• GOAL: Provide only the number of lines in the records below that include "name".

■ ■ ■

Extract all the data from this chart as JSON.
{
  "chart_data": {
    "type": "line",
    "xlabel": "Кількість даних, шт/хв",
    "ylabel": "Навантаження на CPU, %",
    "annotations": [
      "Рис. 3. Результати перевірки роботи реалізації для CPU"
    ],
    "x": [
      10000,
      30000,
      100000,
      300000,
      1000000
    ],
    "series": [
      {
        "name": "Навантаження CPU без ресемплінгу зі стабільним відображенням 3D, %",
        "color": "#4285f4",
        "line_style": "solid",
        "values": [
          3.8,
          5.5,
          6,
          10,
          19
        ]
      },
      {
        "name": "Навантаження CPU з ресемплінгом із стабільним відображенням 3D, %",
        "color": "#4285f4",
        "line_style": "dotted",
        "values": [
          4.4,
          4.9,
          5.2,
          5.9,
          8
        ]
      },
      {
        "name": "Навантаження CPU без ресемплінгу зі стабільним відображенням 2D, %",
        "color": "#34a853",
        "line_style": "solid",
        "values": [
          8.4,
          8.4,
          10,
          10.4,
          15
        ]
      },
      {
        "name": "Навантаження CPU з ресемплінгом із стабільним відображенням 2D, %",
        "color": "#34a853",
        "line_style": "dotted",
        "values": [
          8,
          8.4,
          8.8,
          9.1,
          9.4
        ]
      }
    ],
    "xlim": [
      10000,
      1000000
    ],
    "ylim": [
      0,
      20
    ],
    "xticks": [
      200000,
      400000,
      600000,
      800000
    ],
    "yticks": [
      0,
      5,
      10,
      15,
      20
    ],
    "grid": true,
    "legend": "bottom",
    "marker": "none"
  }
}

■ ■ ■

• COMPLETED TASK: 4